_PROBLEM REQUIREMENTS_
Extract all lines in the data that contain the word "itibaren".

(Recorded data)
+ + +

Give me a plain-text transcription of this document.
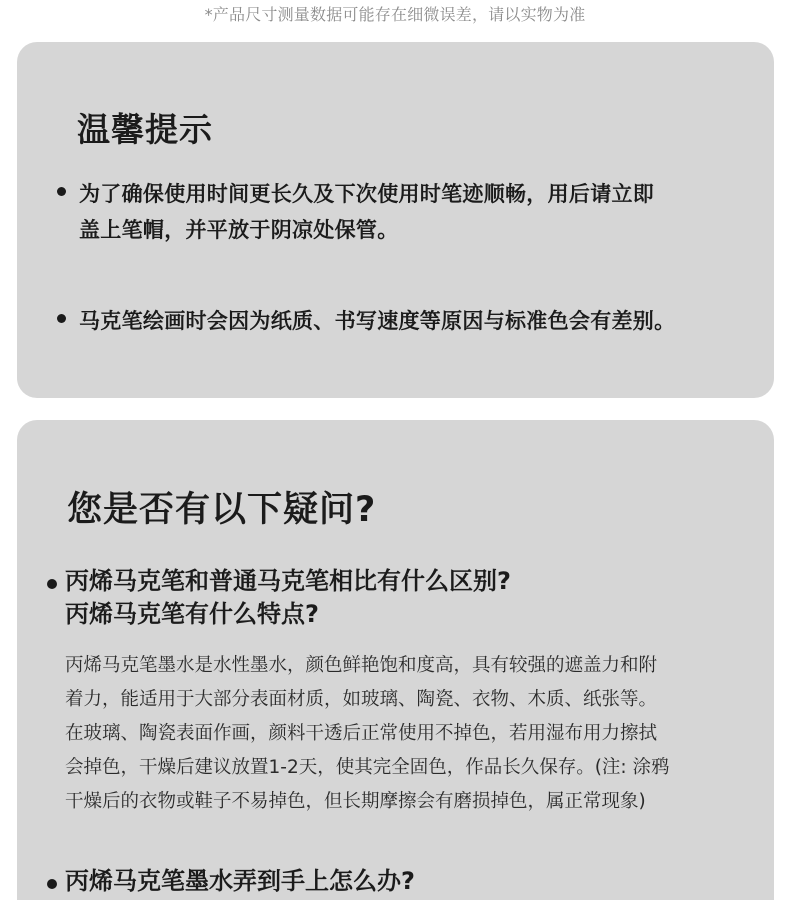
*产品尺寸测量数据可能存在细微误差，请以实物为准
温馨提示
为了确保使用时间更长久及下次使用时笔迹顺畅，用后请立即
盖上笔帽，并平放于阴凉处保管。
马克笔绘画时会因为纸质、书写速度等原因与标准色会有差别。
您是否有以下疑问?
丙烯马克笔和普通马克笔相比有什么区别?
丙烯马克笔有什么特点?

丙烯马克笔墨水是水性墨水，颜色鲜艳饱和度高，具有较强的遮盖力和附

着力，能适用于大部分表面材质，如玻璃、陶瓷、衣物、木质、纸张等。

在玻璃、陶瓷表面作画，颜料干透后正常使用不掉色，若用湿布用力擦拭

会掉色，干燥后建议放置1-2天，使其完全固色，作品长久保存。(注: 涂鸦

干燥后的衣物或鞋子不易掉色，但长期摩擦会有磨损掉色，属正常现象)

丙烯马克笔墨水弄到手上怎么办?
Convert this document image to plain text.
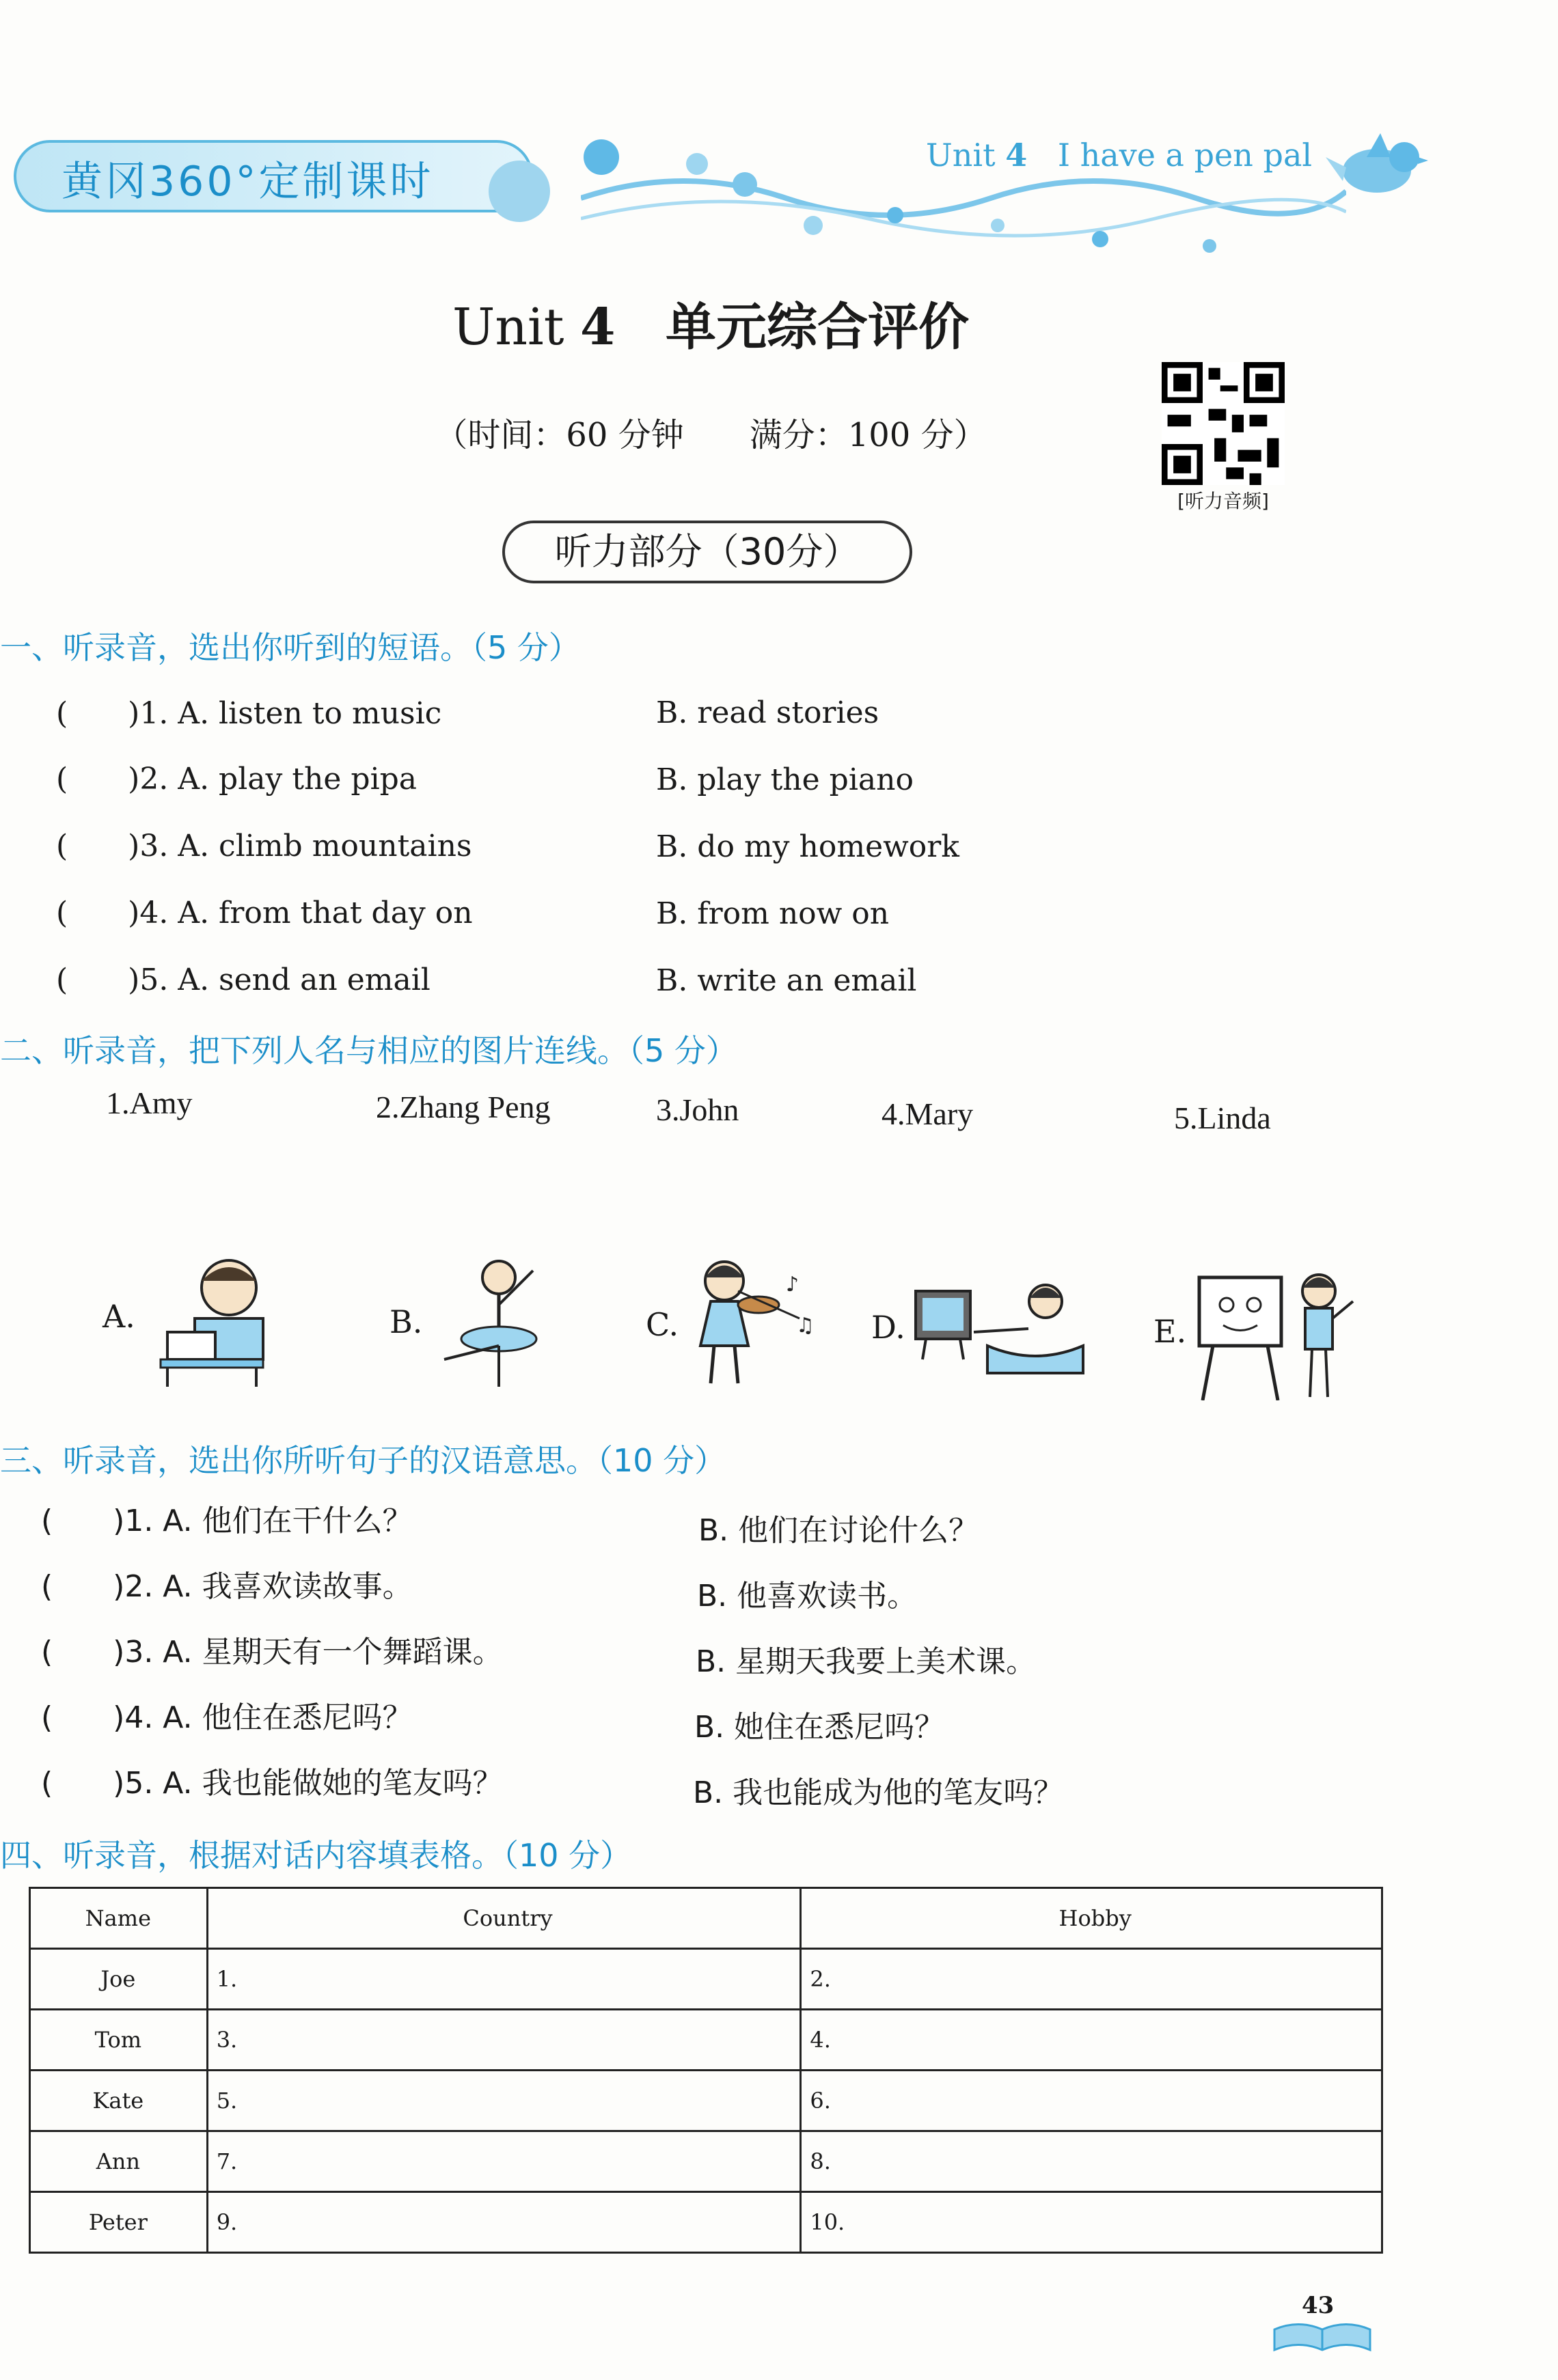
黄冈360°定制课时
Unit 4 I have a pen pal
Unit 4 单元综合评价
（时间：60 分钟　　满分：100 分）
[听力音频]
听力部分（30分）
一、听录音，选出你听到的短语。（5 分）
(　　)1. A. listen to music	B. read stories
(　　)2. A. play the pipa	B. play the piano
(　　)3. A. climb mountains	B. do my homework
(　　)4. A. from that day on	B. from now on
(　　)5. A. send an email	B. write an email
二、听录音，把下列人名与相应的图片连线。（5 分）
1.Amy	2.Zhang Peng	3.John	4.Mary	5.Linda
A.	B.	C.
♪
♫ D.	E.
三、听录音，选出你所听句子的汉语意思。（10 分）
(　　)1. A. 他们在干什么？	B. 他们在讨论什么？
(　　)2. A. 我喜欢读故事。	B. 他喜欢读书。
(　　)3. A. 星期天有一个舞蹈课。	B. 星期天我要上美术课。
(　　)4. A. 他住在悉尼吗？	B. 她住在悉尼吗？
(　　)5. A. 我也能做她的笔友吗？	B. 我也能成为他的笔友吗？
四、听录音，根据对话内容填表格。（10 分）
Name	Country	Hobby
Joe	1.	2.
Tom	3.	4.
Kate	5.	6.
Ann	7.	8.
Peter	9.	10.
43
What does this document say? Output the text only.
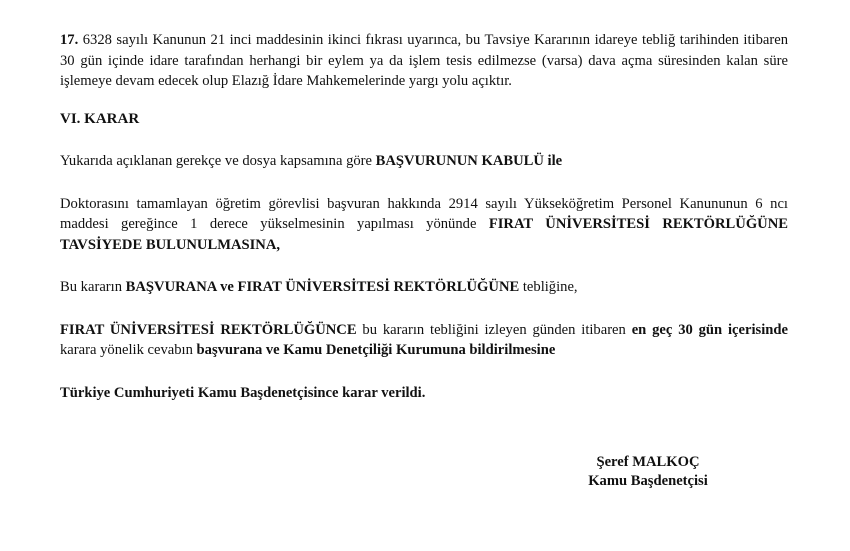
17. 6328 sayılı Kanunun 21 inci maddesinin ikinci fıkrası uyarınca, bu Tavsiye Kararının idareye tebliğ tarihinden itibaren 30 gün içinde idare tarafından herhangi bir eylem ya da işlem tesis edilmezse (varsa) dava açma süresinden kalan süre işlemeye devam edecek olup Elazığ İdare Mahkemelerinde yargı yolu açıktır.

VI. KARAR

Yukarıda açıklanan gerekçe ve dosya kapsamına göre BAŞVURUNUN KABULÜ ile

Doktorasını tamamlayan öğretim görevlisi başvuran hakkında 2914 sayılı Yükseköğretim Personel Kanununun 6 ncı maddesi gereğince 1 derece yükselmesinin yapılması yönünde FIRAT ÜNİVERSİTESİ REKTÖRLÜĞÜNE TAVSİYEDE BULUNULMASINA,

Bu kararın BAŞVURANA ve FIRAT ÜNİVERSİTESİ REKTÖRLÜĞÜNE tebliğine,

FIRAT ÜNİVERSİTESİ REKTÖRLÜĞÜNCE bu kararın tebliğini izleyen günden itibaren en geç 30 gün içerisinde karara yönelik cevabın başvurana ve Kamu Denetçiliği Kurumuna bildirilmesine

Türkiye Cumhuriyeti Kamu Başdenetçisince karar verildi.

Şeref MALKOÇ
Kamu Başdenetçisi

+ + +

_REPLY_
17. 6328 sayılı Kanunun 21 inci maddesinin ikinci fıkrası uyarınca, bu Tavsiye Kararının idareye tebliğ tarihinden itibaren 30 gün içinde idare tarafından herhangi bir eylem ya da işlem tesis edilmezse (varsa) dava açma süresinden kalan süre işlemeye devam edecek olup Elazığ İdare Mahkemelerinde yargı yolu açıktır.
FIRAT ÜNİVERSİTESİ REKTÖRLÜĞÜNCE bu kararın tebliğini izleyen günden itibaren en geç 30 gün içerisinde karara yönelik cevabın başvurana ve Kamu Denetçiliği Kurumuna bildirilmesine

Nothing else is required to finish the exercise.